* Goal *
Nothing may be dropped or altered: reproduce all the data.

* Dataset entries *
....
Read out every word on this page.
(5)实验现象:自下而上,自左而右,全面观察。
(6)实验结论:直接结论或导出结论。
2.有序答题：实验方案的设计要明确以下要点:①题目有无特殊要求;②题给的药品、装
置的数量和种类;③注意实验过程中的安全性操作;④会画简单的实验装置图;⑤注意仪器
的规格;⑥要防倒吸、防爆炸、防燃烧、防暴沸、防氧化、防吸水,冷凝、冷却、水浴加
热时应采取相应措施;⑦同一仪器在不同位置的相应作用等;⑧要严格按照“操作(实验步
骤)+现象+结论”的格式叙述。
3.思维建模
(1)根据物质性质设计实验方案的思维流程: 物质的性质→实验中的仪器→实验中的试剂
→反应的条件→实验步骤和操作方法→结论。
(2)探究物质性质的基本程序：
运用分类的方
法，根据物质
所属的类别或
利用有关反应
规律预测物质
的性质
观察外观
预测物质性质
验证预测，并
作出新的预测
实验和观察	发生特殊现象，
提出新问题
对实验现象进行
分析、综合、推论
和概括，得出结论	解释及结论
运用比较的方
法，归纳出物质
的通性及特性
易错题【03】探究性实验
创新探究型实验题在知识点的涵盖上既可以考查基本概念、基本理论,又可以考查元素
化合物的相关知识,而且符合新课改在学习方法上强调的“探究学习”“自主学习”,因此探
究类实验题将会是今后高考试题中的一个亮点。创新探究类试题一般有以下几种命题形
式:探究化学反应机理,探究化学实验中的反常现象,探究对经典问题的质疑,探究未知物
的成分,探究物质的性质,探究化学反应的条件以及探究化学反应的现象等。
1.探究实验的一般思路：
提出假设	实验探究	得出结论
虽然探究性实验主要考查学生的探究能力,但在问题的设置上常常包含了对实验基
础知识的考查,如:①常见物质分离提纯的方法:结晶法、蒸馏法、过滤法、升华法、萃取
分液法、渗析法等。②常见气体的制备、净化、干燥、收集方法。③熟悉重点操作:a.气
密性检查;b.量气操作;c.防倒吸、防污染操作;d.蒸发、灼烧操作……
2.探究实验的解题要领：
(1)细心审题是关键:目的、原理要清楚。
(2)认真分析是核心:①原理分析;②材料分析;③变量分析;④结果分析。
....
* Response to this task *
Read out every word on this page.
(5)实验现象:自下而上,自左而右,全面观察。
(6)实验结论:直接结论或导出结论。
2.有序答题：实验方案的设计要明确以下要点:①题目有无特殊要求;②题给的药品、装
置的数量和种类;③注意实验过程中的安全性操作;④会画简单的实验装置图;⑤注意仪器
的规格;⑥要防倒吸、防爆炸、防燃烧、防暴沸、防氧化、防吸水,冷凝、冷却、水浴加
热时应采取相应措施;⑦同一仪器在不同位置的相应作用等;⑧要严格按照“操作(实验步
骤)+现象+结论”的格式叙述。
3.思维建模
(1)根据物质性质设计实验方案的思维流程: 物质的性质→实验中的仪器→实验中的试剂
→反应的条件→实验步骤和操作方法→结论。
(2)探究物质性质的基本程序：
运用分类的方
法，根据物质
所属的类别或
利用有关反应
规律预测物质
的性质
观察外观
预测物质性质
验证预测，并
作出新的预测
实验和观察	发生特殊现象，
提出新问题
对实验现象进行
分析、综合、推论
和概括，得出结论	解释及结论
运用比较的方
法，归纳出物质
的通性及特性
易错题【03】探究性实验
创新探究型实验题在知识点的涵盖上既可以考查基本概念、基本理论,又可以考查元素
化合物的相关知识,而且符合新课改在学习方法上强调的“探究学习”“自主学习”,因此探
究类实验题将会是今后高考试题中的一个亮点。创新探究类试题一般有以下几种命题形
式:探究化学反应机理,探究化学实验中的反常现象,探究对经典问题的质疑,探究未知物
的成分,探究物质的性质,探究化学反应的条件以及探究化学反应的现象等。
1.探究实验的一般思路：
提出假设	实验探究	得出结论
虽然探究性实验主要考查学生的探究能力,但在问题的设置上常常包含了对实验基
础知识的考查,如:①常见物质分离提纯的方法:结晶法、蒸馏法、过滤法、升华法、萃取
分液法、渗析法等。②常见气体的制备、净化、干燥、收集方法。③熟悉重点操作:a.气
密性检查;b.量气操作;c.防倒吸、防污染操作;d.蒸发、灼烧操作……
2.探究实验的解题要领：
(1)细心审题是关键:目的、原理要清楚。
(2)认真分析是核心:①原理分析;②材料分析;③变量分析;④结果分析。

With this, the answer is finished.